▶ [What the task asks]: Which lines of the records contain "Humidity"? Collect every one of them.
============
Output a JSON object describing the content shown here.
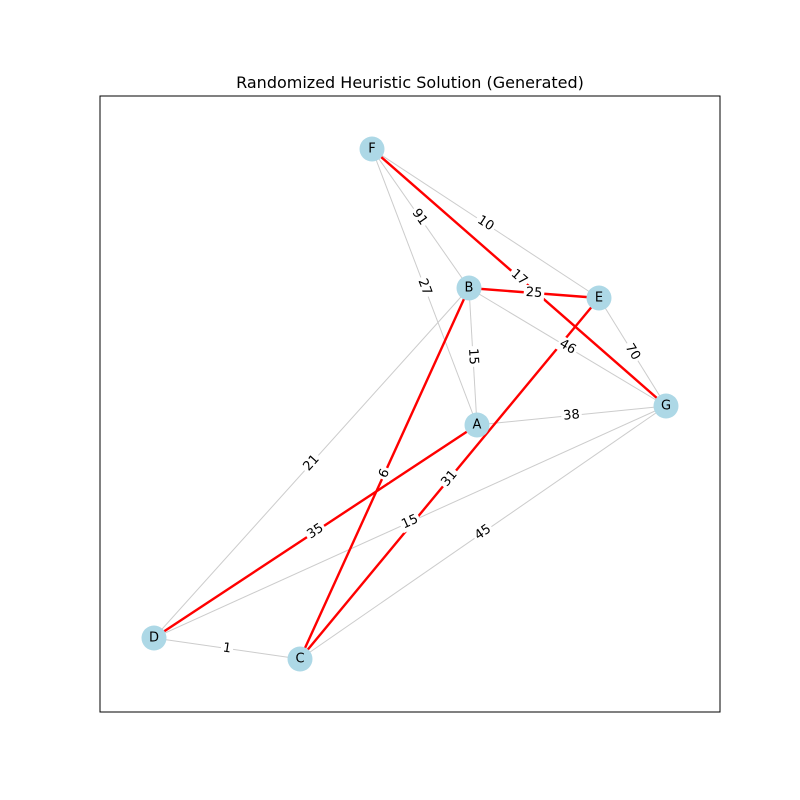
{
  "title": "Randomized Heuristic Solution (Generated)",
  "colors": {
    "node_fill": "#add8e6",
    "edge_default": "#cccccc",
    "edge_solution": "#ff0000",
    "frame": "#000000"
  },
  "graph": {
    "nodes": [
      {
        "id": "A",
        "label": "A"
      },
      {
        "id": "B",
        "label": "B"
      },
      {
        "id": "C",
        "label": "C"
      },
      {
        "id": "D",
        "label": "D"
      },
      {
        "id": "E",
        "label": "E"
      },
      {
        "id": "F",
        "label": "F"
      },
      {
        "id": "G",
        "label": "G"
      }
    ],
    "edges": [
      {
        "from": "F",
        "to": "B",
        "weight": "91",
        "solution": false
      },
      {
        "from": "F",
        "to": "E",
        "weight": "10",
        "solution": false
      },
      {
        "from": "F",
        "to": "A",
        "weight": "27",
        "solution": false
      },
      {
        "from": "B",
        "to": "A",
        "weight": "15",
        "solution": false
      },
      {
        "from": "B",
        "to": "G",
        "weight": "46",
        "solution": false
      },
      {
        "from": "B",
        "to": "D",
        "weight": "21",
        "solution": false
      },
      {
        "from": "E",
        "to": "G",
        "weight": "70",
        "solution": false
      },
      {
        "from": "A",
        "to": "G",
        "weight": "38",
        "solution": false
      },
      {
        "from": "D",
        "to": "G",
        "weight": "15",
        "solution": false
      },
      {
        "from": "C",
        "to": "G",
        "weight": "45",
        "solution": false
      },
      {
        "from": "D",
        "to": "C",
        "weight": "1",
        "solution": false
      },
      {
        "from": "F",
        "to": "G",
        "weight": "17",
        "solution": true
      },
      {
        "from": "B",
        "to": "E",
        "weight": "25",
        "solution": true
      },
      {
        "from": "B",
        "to": "C",
        "weight": "6",
        "solution": true
      },
      {
        "from": "E",
        "to": "C",
        "weight": "31",
        "solution": true
      },
      {
        "from": "A",
        "to": "D",
        "weight": "35",
        "solution": true
      }
    ]
  }
}
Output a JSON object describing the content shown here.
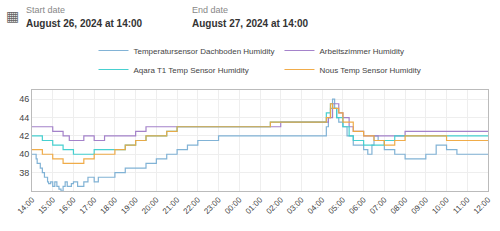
{
  "chart_data": {
    "type": "step",
    "annotations": [
      {
        "text": "▦"
      },
      {
        "text": "Start date"
      },
      {
        "text": "August 26, 2024 at 14:00"
      },
      {
        "text": "End date"
      },
      {
        "text": "August 27, 2024 at 14:00"
      }
    ],
    "xlim": [
      0,
      22
    ],
    "xticks": [
      {
        "value": 0,
        "label": "14:00"
      },
      {
        "value": 1,
        "label": "15:00"
      },
      {
        "value": 2,
        "label": "16:00"
      },
      {
        "value": 3,
        "label": "17:00"
      },
      {
        "value": 4,
        "label": "18:00"
      },
      {
        "value": 5,
        "label": "19:00"
      },
      {
        "value": 6,
        "label": "20:00"
      },
      {
        "value": 7,
        "label": "21:00"
      },
      {
        "value": 8,
        "label": "22:00"
      },
      {
        "value": 9,
        "label": "23:00"
      },
      {
        "value": 10,
        "label": "00:00"
      },
      {
        "value": 11,
        "label": "01:00"
      },
      {
        "value": 12,
        "label": "02:00"
      },
      {
        "value": 13,
        "label": "03:00"
      },
      {
        "value": 14,
        "label": "04:00"
      },
      {
        "value": 15,
        "label": "05:00"
      },
      {
        "value": 16,
        "label": "06:00"
      },
      {
        "value": 17,
        "label": "07:00"
      },
      {
        "value": 18,
        "label": "08:00"
      },
      {
        "value": 19,
        "label": "09:00"
      },
      {
        "value": 20,
        "label": "10:00"
      },
      {
        "value": 21,
        "label": "11:00"
      },
      {
        "value": 22,
        "label": "12:00"
      }
    ],
    "ylim": [
      36,
      47
    ],
    "yticks": [
      38,
      40,
      42,
      44,
      46
    ],
    "grid": true,
    "legend": "top",
    "series": [
      {
        "name": "Temperatursensor Dachboden Humidity",
        "color": "#7bafd4",
        "x": [
          0,
          0.2,
          0.25,
          0.4,
          0.5,
          0.6,
          0.75,
          0.8,
          0.9,
          1.0,
          1.1,
          1.2,
          1.3,
          1.4,
          1.5,
          1.6,
          1.7,
          1.9,
          2.0,
          2.2,
          2.5,
          2.7,
          3.0,
          3.2,
          3.5,
          4.0,
          4.5,
          5.0,
          5.5,
          6.0,
          6.5,
          7.0,
          7.5,
          8.0,
          8.5,
          9.0,
          9.5,
          10.0,
          10.5,
          11.0,
          12.0,
          13.0,
          14.0,
          14.2,
          14.3,
          14.4,
          14.5,
          14.6,
          14.7,
          14.8,
          15.0,
          15.2,
          15.5,
          16.0,
          16.2,
          16.4,
          16.5,
          16.7,
          17.0,
          17.5,
          18.0,
          18.5,
          19.0,
          19.5,
          20.0,
          20.5,
          21.0,
          21.5,
          22.0
        ],
        "values": [
          40,
          39.5,
          39,
          38.5,
          38,
          37.5,
          37,
          36.8,
          37,
          36.5,
          37,
          36.5,
          36.2,
          36,
          36.5,
          37,
          36.5,
          36.8,
          37,
          36.5,
          37,
          37.5,
          37,
          37.5,
          37.5,
          38,
          38.5,
          38.5,
          39,
          39.5,
          40,
          40.5,
          41,
          41.5,
          41.5,
          42,
          42,
          42,
          42,
          42,
          42,
          42,
          42,
          43,
          44,
          45,
          46,
          45,
          44,
          43.5,
          43,
          42,
          41,
          40.5,
          40,
          41,
          42,
          41.5,
          40.5,
          40,
          39.5,
          39.5,
          40,
          41,
          40.5,
          40,
          40,
          40,
          40
        ]
      },
      {
        "name": "Arbeitszimmer Humidity",
        "color": "#a07cc8",
        "x": [
          0,
          0.5,
          1.0,
          1.5,
          1.8,
          2.0,
          2.2,
          2.5,
          3.0,
          3.5,
          4.0,
          4.5,
          5.0,
          5.5,
          6.0,
          7.0,
          8.0,
          9.0,
          10.0,
          11.0,
          12.0,
          13.0,
          13.5,
          14.0,
          14.3,
          14.5,
          14.8,
          15.0,
          15.3,
          15.5,
          16.0,
          16.5,
          17.0,
          17.5,
          18.0,
          19.0,
          20.0,
          21.0,
          22.0
        ],
        "values": [
          43,
          43,
          42.5,
          42,
          41.5,
          41.5,
          41.5,
          42,
          41.5,
          42,
          42,
          42,
          42.5,
          43,
          43,
          43,
          43,
          43,
          43,
          43,
          43.5,
          43.5,
          43.5,
          43.5,
          44,
          45.5,
          44.5,
          44,
          43,
          42.5,
          42,
          42,
          42,
          42,
          42.5,
          42.5,
          42.5,
          42.5,
          42.5
        ]
      },
      {
        "name": "Aqara T1 Temp Sensor Humidity",
        "color": "#3ecece",
        "x": [
          0,
          0.5,
          1.0,
          1.5,
          2.0,
          2.5,
          3.0,
          3.5,
          4.0,
          4.5,
          5.0,
          5.5,
          6.0,
          6.5,
          7.0,
          7.5,
          8.0,
          8.5,
          9.0,
          9.5,
          10.0,
          10.5,
          11.0,
          11.5,
          12.0,
          12.5,
          13.0,
          13.5,
          14.0,
          14.2,
          14.4,
          14.5,
          14.7,
          15.0,
          15.3,
          15.5,
          16.0,
          16.5,
          17.0,
          17.5,
          18.0,
          19.0,
          20.0,
          21.0,
          22.0
        ],
        "values": [
          42,
          41.5,
          41,
          40.5,
          40,
          40,
          40.5,
          40.5,
          40.5,
          41,
          41.5,
          42,
          42,
          42.5,
          43,
          43,
          43,
          43,
          43,
          43,
          43,
          43,
          43,
          43.5,
          43.5,
          43.5,
          43.5,
          43.5,
          43.5,
          44.5,
          45.5,
          45,
          44,
          43,
          42,
          41.5,
          41,
          41,
          41.5,
          42,
          42,
          42,
          42,
          42,
          42
        ]
      },
      {
        "name": "Nous Temp Sensor Humidity",
        "color": "#f0a840",
        "x": [
          0,
          0.5,
          1.0,
          1.5,
          2.0,
          2.5,
          3.0,
          3.5,
          4.0,
          4.5,
          5.0,
          5.5,
          6.0,
          6.5,
          7.0,
          7.5,
          8.0,
          8.5,
          9.0,
          9.5,
          10.0,
          10.5,
          11.0,
          11.5,
          12.0,
          12.5,
          13.0,
          13.5,
          14.0,
          14.2,
          14.4,
          14.5,
          14.8,
          15.0,
          15.5,
          16.0,
          16.5,
          17.0,
          17.5,
          18.0,
          19.0,
          20.0,
          21.0,
          22.0
        ],
        "values": [
          40.5,
          40,
          39.5,
          39,
          39,
          39.5,
          40,
          40,
          40.5,
          41,
          41.5,
          42,
          42,
          42.5,
          43,
          43,
          43,
          43,
          43,
          43,
          43,
          43,
          43,
          43.5,
          43.5,
          43.5,
          43.5,
          43.5,
          43.5,
          44,
          45.5,
          45,
          44.5,
          43.5,
          42.5,
          42,
          41.5,
          41,
          41.5,
          42,
          42,
          41.5,
          41.5,
          41.5
        ]
      }
    ]
  }
}
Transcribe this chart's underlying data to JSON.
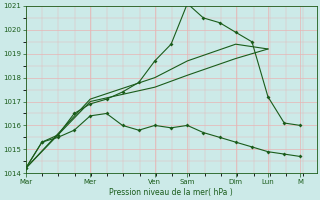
============
▶ [Task result]:
        "name": "Temperatursensor Dachboden Humidity",
        "name": "Arbeitszimmer Humidity",
        "name": "Aqara T1 Temp Sensor Humidity",
        "name": "Nous Temp Sensor Humidity",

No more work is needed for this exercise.